[Stored data]
========================================================================
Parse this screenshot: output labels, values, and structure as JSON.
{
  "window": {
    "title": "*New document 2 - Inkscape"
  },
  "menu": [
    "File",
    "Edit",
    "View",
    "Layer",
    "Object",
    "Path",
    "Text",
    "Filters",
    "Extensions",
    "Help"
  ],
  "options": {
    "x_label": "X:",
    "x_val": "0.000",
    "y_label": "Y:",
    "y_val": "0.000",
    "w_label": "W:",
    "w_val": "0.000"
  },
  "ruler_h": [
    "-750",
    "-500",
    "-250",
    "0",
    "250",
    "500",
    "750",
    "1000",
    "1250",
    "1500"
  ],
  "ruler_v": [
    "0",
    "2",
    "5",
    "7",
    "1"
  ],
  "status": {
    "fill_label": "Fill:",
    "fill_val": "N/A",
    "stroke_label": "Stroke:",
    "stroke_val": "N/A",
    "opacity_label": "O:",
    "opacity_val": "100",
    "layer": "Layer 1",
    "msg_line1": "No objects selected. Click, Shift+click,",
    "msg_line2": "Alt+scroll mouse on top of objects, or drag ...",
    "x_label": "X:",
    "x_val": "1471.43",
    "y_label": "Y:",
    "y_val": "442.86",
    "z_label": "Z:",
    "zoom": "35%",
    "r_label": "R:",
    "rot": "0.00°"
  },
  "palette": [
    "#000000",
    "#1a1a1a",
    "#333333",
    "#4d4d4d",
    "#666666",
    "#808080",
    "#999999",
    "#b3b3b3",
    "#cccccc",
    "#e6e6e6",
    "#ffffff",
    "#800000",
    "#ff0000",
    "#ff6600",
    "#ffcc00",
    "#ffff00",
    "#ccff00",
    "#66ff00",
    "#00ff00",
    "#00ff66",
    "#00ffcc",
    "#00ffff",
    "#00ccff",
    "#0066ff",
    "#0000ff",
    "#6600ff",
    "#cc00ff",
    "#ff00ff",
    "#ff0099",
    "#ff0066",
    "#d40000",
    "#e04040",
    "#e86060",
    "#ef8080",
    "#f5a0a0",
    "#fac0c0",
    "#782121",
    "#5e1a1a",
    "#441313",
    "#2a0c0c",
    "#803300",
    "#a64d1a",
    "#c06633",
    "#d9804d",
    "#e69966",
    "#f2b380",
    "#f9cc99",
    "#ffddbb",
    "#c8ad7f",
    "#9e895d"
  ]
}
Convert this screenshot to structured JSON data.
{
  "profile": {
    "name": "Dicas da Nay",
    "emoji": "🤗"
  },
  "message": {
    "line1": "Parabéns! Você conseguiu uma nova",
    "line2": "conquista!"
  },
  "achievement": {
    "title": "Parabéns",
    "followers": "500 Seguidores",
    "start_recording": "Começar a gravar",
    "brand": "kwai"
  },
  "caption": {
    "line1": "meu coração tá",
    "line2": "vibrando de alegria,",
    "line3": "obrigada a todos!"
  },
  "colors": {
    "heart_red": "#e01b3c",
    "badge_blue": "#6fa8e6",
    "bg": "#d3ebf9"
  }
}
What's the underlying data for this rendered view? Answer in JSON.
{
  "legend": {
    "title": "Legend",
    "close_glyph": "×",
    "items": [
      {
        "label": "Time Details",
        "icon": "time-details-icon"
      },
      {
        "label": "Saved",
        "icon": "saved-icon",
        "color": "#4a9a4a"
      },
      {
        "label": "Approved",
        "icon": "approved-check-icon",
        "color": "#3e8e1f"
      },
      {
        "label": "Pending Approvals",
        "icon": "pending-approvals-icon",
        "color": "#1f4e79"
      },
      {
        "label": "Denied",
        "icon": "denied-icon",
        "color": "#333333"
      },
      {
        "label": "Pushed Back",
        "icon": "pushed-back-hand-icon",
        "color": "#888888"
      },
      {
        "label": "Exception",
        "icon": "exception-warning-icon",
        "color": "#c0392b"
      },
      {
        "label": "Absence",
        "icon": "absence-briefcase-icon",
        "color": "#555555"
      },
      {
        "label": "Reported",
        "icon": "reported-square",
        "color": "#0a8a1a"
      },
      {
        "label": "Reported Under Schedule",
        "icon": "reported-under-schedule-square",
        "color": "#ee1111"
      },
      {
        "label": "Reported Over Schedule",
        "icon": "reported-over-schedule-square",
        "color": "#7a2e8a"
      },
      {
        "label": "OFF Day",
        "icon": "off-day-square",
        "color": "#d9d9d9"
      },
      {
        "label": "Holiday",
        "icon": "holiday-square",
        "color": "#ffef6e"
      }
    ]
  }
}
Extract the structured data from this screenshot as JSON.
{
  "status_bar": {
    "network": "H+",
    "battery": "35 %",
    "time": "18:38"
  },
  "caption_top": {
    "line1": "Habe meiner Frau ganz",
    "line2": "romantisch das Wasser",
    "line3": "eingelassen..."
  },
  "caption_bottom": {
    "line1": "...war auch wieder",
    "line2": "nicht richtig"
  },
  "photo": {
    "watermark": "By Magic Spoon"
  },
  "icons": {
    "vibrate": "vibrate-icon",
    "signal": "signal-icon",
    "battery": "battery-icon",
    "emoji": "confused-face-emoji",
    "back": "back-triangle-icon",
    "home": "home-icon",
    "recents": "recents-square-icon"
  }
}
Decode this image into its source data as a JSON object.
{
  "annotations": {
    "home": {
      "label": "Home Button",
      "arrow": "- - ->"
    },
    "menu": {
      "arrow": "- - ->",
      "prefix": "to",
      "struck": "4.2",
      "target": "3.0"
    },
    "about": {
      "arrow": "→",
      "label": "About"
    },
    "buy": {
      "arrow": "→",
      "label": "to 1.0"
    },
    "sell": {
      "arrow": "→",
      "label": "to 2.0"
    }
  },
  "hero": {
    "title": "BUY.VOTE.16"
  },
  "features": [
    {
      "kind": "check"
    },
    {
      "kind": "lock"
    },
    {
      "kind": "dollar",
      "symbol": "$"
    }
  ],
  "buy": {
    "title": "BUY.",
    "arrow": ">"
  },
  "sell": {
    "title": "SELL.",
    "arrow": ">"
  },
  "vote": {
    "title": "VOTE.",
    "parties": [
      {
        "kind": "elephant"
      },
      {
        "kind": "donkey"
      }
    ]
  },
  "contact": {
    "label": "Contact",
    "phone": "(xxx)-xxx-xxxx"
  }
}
========================================================================
Sift the material for lines with the string "kind". Copy each one found.

      "kind": "check"
      "kind": "lock"
      "kind": "dollar",
        "kind": "elephant"
        "kind": "donkey"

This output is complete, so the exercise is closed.